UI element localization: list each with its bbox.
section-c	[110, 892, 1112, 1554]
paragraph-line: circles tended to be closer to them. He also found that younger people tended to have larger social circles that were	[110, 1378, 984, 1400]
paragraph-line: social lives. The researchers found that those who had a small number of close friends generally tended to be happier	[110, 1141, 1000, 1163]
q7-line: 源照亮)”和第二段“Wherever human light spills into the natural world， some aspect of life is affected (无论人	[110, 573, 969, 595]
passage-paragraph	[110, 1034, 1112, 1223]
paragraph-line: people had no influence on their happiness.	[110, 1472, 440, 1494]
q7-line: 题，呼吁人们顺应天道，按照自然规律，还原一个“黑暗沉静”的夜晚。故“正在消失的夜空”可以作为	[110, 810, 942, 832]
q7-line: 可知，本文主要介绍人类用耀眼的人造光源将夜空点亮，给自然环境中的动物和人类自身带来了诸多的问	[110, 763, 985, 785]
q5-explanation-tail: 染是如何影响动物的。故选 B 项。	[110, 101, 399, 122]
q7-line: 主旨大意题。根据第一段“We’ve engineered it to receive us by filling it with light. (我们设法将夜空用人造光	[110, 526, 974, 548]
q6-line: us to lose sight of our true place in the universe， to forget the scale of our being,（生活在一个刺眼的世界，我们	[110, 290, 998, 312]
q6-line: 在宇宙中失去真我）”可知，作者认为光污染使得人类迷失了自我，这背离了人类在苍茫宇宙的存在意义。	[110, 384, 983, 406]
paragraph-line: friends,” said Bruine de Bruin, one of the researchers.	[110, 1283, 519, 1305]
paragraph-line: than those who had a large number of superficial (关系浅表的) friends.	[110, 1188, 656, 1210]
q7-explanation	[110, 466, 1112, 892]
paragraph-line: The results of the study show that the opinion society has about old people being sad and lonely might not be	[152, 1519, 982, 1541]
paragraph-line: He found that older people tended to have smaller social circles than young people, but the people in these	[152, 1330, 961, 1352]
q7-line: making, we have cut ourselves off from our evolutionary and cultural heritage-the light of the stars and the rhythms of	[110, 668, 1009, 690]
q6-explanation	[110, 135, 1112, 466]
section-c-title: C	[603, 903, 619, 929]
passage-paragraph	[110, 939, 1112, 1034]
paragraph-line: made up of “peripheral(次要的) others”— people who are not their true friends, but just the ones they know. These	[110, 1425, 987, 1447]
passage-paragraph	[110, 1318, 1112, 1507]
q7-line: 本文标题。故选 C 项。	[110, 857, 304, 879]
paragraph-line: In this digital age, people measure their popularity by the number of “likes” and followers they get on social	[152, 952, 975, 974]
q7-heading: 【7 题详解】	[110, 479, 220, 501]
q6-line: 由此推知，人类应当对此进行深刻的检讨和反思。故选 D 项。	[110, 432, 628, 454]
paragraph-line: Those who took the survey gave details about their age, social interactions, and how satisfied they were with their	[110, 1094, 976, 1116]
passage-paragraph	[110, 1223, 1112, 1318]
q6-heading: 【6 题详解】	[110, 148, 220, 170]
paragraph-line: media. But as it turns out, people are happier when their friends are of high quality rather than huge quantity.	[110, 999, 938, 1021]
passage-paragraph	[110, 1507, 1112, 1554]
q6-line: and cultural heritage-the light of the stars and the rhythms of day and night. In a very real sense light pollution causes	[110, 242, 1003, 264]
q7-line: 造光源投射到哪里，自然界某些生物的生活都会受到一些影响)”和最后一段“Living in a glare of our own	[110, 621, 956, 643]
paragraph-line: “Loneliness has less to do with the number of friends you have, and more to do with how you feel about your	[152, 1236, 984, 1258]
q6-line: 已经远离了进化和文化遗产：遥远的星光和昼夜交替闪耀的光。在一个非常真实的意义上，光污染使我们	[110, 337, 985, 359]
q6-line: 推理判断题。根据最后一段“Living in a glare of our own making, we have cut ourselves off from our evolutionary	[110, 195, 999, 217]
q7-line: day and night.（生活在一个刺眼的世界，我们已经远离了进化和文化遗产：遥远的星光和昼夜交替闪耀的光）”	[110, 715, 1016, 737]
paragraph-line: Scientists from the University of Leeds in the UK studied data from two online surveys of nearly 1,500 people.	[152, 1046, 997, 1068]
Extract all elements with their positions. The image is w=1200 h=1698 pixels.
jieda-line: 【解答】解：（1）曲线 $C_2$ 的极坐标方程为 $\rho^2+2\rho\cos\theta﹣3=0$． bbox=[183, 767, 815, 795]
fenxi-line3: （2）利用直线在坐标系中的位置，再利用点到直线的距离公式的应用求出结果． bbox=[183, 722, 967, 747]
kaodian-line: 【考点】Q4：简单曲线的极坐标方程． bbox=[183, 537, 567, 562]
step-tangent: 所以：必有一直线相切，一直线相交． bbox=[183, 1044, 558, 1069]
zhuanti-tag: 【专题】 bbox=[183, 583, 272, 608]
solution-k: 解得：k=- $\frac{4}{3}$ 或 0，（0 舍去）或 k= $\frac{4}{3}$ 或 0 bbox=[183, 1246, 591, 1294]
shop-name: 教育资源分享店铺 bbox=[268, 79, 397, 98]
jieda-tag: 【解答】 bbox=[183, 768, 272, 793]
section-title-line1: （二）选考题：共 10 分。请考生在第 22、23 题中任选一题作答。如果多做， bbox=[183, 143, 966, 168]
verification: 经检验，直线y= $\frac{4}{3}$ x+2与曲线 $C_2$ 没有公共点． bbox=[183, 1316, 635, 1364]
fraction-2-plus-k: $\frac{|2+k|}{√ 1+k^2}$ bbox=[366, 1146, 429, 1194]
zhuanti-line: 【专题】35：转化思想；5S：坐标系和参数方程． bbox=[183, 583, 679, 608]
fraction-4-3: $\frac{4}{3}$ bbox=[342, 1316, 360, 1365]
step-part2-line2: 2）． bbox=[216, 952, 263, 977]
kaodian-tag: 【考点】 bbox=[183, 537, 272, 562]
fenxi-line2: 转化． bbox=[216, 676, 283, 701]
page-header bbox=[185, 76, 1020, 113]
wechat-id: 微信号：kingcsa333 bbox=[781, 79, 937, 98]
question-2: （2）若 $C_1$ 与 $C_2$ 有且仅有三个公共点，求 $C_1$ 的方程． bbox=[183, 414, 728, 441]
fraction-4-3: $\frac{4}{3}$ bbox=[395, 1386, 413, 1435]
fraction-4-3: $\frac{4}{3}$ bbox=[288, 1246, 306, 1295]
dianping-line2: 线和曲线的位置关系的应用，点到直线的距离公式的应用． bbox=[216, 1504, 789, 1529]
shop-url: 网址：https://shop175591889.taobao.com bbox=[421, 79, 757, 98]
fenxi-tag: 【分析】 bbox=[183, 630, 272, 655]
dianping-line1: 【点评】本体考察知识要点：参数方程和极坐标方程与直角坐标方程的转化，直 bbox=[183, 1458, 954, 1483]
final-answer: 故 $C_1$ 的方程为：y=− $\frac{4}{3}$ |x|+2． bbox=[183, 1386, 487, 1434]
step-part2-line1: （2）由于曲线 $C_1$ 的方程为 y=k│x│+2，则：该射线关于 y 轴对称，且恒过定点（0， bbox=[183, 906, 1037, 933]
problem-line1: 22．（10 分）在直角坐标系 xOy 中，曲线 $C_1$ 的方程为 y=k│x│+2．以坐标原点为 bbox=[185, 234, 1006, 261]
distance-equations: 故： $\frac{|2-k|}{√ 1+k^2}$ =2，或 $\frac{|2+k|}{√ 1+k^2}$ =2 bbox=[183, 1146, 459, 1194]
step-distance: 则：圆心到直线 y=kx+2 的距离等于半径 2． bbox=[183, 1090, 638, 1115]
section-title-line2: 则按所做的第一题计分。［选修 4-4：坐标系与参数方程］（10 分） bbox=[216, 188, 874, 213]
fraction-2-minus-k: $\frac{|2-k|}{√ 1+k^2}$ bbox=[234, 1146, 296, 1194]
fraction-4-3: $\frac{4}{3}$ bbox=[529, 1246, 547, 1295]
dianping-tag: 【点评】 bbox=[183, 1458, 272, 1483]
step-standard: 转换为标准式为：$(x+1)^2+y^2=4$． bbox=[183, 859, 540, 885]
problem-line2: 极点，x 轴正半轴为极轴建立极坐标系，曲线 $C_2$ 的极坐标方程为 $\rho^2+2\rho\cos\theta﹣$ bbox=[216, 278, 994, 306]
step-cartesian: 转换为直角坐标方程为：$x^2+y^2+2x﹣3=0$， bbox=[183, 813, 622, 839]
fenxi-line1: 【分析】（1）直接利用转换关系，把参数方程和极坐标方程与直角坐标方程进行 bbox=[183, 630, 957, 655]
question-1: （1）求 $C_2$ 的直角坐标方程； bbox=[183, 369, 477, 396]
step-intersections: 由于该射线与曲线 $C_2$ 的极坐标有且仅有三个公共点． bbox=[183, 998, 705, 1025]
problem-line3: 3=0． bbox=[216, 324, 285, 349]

** What needs to be done **
Print the listing above verbatim, from its first line through the line that contains "q7-line: making, we", with both of those lines included.

** Exercise answer **
UI element localization: list each with its bbox.
section-c	[110, 892, 1112, 1554]
paragraph-line: circles tended to be closer to them. He also found that younger people tended to have larger social circles that were	[110, 1378, 984, 1400]
paragraph-line: social lives. The researchers found that those who had a small number of close friends generally tended to be happier	[110, 1141, 1000, 1163]
q7-line: 源照亮)”和第二段“Wherever human light spills into the natural world， some aspect of life is affected (无论人	[110, 573, 969, 595]
passage-paragraph	[110, 1034, 1112, 1223]
paragraph-line: people had no influence on their happiness.	[110, 1472, 440, 1494]
q7-line: 题，呼吁人们顺应天道，按照自然规律，还原一个“黑暗沉静”的夜晚。故“正在消失的夜空”可以作为	[110, 810, 942, 832]
q7-line: 可知，本文主要介绍人类用耀眼的人造光源将夜空点亮，给自然环境中的动物和人类自身带来了诸多的问	[110, 763, 985, 785]
q5-explanation-tail: 染是如何影响动物的。故选 B 项。	[110, 101, 399, 122]
q7-line: 主旨大意题。根据第一段“We’ve engineered it to receive us by filling it with light. (我们设法将夜空用人造光	[110, 526, 974, 548]
q6-line: us to lose sight of our true place in the universe， to forget the scale of our being,（生活在一个刺眼的世界，我们	[110, 290, 998, 312]
q6-line: 在宇宙中失去真我）”可知，作者认为光污染使得人类迷失了自我，这背离了人类在苍茫宇宙的存在意义。	[110, 384, 983, 406]
paragraph-line: friends,” said Bruine de Bruin, one of the researchers.	[110, 1283, 519, 1305]
paragraph-line: than those who had a large number of superficial (关系浅表的) friends.	[110, 1188, 656, 1210]
q7-explanation	[110, 466, 1112, 892]
paragraph-line: The results of the study show that the opinion society has about old people being sad and lonely might not be	[152, 1519, 982, 1541]
paragraph-line: He found that older people tended to have smaller social circles than young people, but the people in these	[152, 1330, 961, 1352]
q7-line: making, we have cut ourselves off from our evolutionary and cultural heritage-the light of the stars and the rhythms of	[110, 668, 1009, 690]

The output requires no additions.